• Challenge
Where the string "marker" occurs in the material below, report the whole line.

• Collection entries
..........

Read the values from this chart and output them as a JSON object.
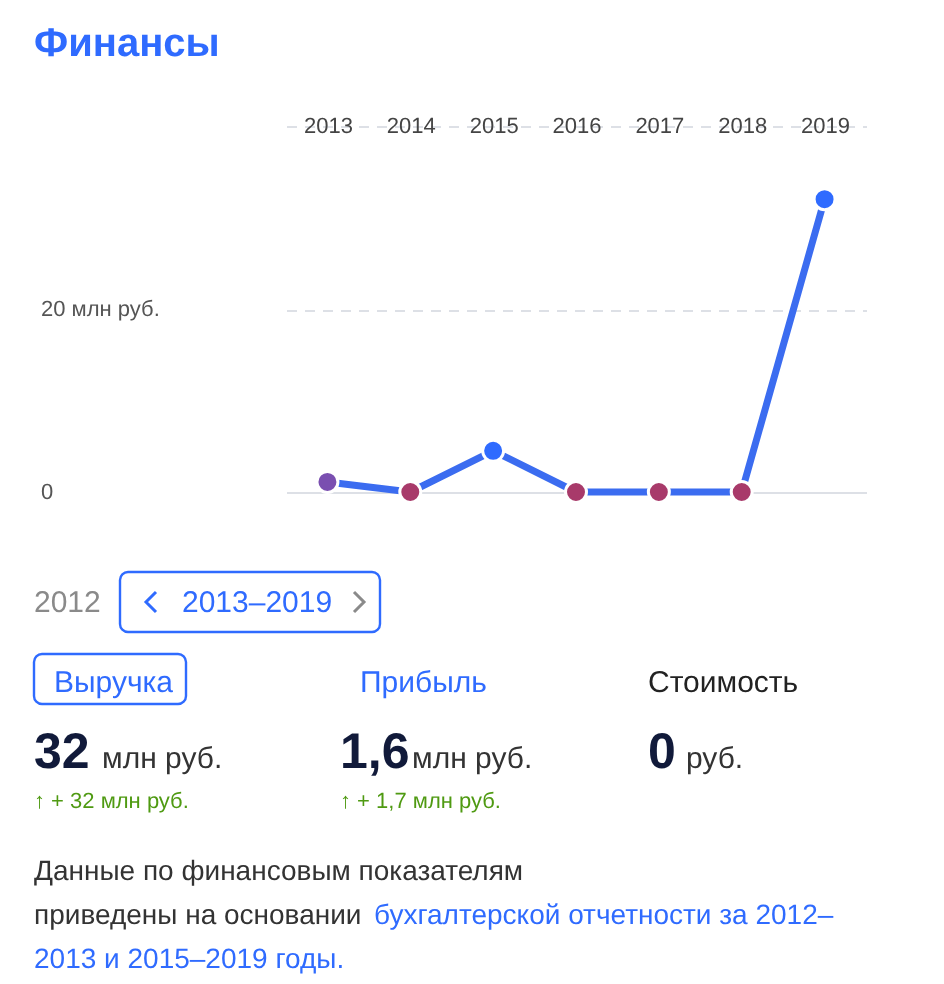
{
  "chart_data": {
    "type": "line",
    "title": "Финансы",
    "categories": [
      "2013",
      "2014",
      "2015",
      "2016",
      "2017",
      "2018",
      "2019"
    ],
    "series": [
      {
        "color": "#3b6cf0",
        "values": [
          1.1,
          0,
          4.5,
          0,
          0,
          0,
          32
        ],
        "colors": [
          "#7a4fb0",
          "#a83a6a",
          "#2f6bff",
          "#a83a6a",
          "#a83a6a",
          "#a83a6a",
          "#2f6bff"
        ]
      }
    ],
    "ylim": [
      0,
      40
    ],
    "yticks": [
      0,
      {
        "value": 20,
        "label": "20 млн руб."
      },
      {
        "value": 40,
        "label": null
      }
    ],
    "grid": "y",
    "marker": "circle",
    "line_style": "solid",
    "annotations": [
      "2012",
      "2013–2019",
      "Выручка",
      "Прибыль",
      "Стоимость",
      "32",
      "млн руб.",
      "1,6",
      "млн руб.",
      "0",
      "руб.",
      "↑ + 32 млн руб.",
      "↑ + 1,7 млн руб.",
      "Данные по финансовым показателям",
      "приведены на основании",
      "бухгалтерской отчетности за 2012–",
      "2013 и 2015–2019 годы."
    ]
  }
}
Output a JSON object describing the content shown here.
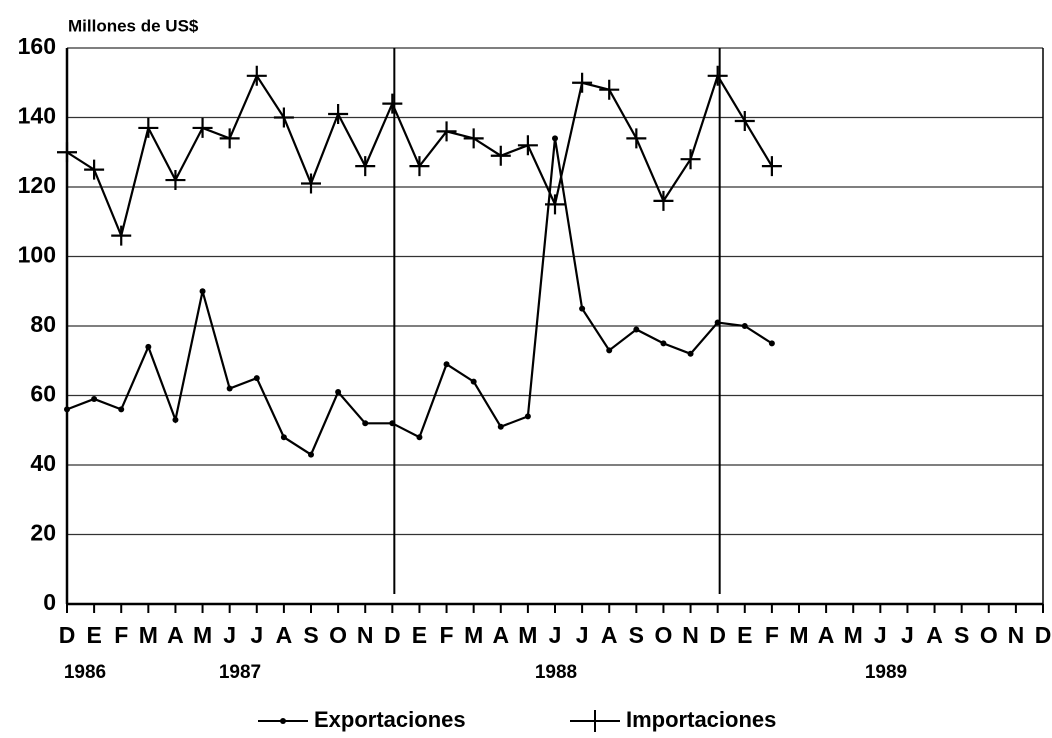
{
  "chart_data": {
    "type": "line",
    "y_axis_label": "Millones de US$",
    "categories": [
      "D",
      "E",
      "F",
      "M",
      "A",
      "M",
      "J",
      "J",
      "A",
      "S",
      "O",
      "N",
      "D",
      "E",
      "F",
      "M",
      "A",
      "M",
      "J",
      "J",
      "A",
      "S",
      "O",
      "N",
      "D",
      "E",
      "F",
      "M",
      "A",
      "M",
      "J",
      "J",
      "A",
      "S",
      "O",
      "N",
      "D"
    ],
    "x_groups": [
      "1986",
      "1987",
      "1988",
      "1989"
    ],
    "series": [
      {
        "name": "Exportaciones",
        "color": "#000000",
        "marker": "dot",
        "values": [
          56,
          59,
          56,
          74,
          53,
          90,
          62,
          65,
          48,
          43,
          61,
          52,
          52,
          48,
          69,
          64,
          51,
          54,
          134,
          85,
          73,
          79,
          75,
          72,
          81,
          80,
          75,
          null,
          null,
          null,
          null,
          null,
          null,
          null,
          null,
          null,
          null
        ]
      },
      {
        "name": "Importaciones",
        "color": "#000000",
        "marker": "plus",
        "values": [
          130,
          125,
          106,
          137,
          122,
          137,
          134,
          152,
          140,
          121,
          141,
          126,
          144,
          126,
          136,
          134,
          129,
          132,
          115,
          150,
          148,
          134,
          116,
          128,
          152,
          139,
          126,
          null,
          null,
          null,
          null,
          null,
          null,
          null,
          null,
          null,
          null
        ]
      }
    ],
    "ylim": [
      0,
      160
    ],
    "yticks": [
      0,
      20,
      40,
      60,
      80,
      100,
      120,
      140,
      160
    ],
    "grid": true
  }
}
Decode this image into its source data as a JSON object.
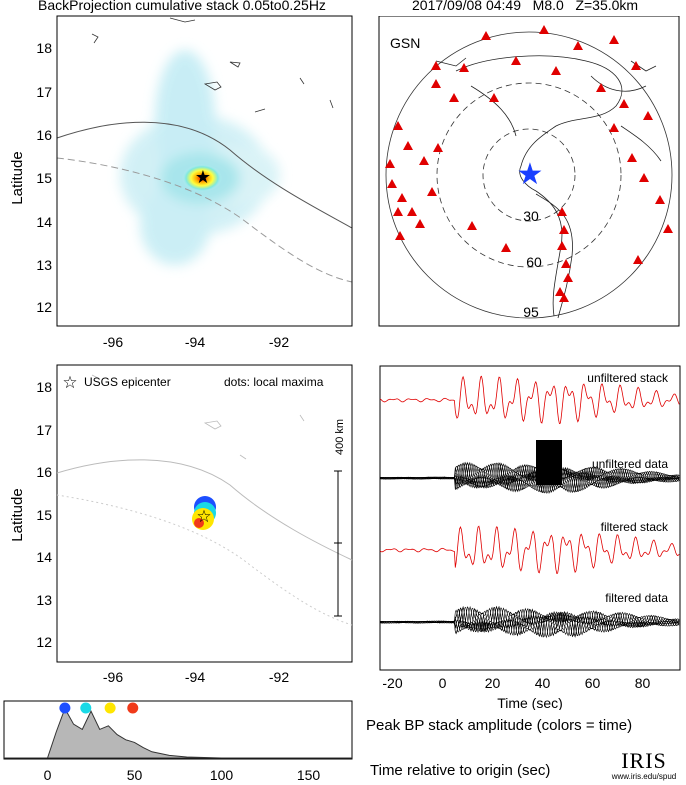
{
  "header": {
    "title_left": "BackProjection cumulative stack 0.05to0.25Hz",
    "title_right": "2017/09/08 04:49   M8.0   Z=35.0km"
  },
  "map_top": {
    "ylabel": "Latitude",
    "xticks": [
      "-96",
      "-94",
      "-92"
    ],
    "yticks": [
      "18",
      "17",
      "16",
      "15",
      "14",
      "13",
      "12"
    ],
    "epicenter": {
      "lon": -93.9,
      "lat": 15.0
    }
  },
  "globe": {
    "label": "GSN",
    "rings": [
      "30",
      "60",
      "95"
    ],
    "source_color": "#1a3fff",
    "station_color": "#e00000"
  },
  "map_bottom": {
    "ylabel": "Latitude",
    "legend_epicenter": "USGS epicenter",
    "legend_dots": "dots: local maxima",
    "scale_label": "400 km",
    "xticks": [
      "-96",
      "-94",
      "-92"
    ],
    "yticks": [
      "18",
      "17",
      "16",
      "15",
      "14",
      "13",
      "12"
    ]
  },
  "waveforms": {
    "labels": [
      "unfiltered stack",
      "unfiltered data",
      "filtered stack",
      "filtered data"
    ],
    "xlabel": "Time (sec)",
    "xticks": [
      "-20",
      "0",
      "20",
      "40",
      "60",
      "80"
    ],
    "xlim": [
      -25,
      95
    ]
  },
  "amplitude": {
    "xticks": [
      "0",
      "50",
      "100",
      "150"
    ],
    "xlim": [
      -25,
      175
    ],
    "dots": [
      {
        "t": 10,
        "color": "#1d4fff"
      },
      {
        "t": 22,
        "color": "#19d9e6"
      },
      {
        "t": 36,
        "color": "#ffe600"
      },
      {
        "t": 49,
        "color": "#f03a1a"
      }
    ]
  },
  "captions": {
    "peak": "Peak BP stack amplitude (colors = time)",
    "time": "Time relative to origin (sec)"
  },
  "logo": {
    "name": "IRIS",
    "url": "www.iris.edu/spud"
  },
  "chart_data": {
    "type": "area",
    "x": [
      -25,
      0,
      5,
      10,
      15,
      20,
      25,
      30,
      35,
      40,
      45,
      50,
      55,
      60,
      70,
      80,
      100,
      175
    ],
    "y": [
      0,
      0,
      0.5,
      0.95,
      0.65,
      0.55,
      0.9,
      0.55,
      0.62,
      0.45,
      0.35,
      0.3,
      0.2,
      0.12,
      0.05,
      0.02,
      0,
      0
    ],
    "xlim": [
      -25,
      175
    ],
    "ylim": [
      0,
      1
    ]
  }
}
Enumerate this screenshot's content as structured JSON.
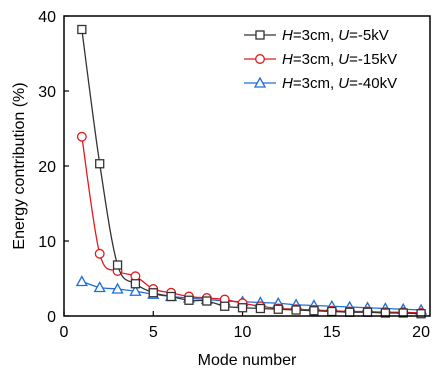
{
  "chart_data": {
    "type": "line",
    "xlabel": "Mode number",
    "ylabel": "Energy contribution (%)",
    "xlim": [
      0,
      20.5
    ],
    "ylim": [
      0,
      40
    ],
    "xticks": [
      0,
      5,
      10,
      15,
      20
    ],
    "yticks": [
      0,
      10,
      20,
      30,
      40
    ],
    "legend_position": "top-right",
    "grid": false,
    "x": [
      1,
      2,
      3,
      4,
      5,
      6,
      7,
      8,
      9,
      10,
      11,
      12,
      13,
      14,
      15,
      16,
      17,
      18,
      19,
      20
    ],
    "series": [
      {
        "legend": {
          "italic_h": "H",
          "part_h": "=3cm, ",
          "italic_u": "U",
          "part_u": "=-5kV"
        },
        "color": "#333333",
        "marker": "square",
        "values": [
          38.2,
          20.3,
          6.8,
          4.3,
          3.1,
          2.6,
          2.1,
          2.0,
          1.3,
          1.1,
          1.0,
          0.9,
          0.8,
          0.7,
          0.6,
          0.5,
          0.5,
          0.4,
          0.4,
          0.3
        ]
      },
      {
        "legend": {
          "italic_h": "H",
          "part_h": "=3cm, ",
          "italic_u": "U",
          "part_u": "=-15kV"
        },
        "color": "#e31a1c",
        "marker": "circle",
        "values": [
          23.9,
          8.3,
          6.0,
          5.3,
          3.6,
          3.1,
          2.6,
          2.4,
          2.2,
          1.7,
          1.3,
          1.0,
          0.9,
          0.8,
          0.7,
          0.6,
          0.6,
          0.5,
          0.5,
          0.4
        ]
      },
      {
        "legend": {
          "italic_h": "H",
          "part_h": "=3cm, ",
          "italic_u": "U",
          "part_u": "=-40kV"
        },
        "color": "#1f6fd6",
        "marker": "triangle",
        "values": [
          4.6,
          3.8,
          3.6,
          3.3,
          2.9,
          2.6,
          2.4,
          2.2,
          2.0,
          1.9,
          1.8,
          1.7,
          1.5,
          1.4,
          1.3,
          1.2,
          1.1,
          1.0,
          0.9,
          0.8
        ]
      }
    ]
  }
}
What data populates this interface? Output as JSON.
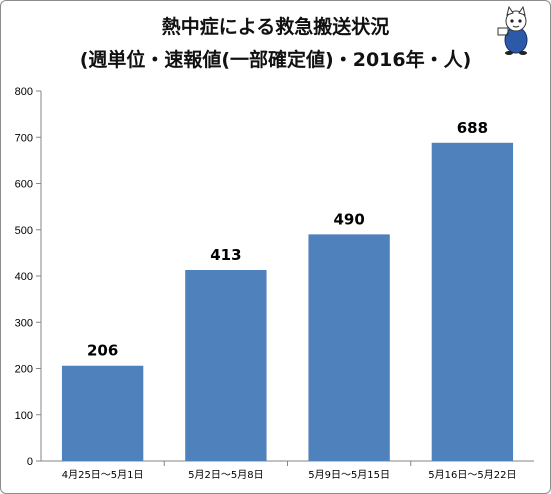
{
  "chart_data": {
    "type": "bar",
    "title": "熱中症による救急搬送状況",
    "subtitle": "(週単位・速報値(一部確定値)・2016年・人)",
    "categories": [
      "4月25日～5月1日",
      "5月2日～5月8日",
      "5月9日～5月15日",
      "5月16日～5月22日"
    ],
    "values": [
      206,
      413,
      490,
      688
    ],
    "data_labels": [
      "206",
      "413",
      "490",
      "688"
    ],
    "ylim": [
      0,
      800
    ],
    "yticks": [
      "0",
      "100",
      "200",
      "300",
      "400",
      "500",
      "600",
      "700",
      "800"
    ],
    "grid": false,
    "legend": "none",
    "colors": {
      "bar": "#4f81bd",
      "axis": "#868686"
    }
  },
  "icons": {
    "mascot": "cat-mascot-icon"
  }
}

..........

• Expected answer
    "marker": "circle",
        "marker": "dot",
        "marker": "plus",
        "marker": "square",
        "marker": "circle",
        "marker": "triangle",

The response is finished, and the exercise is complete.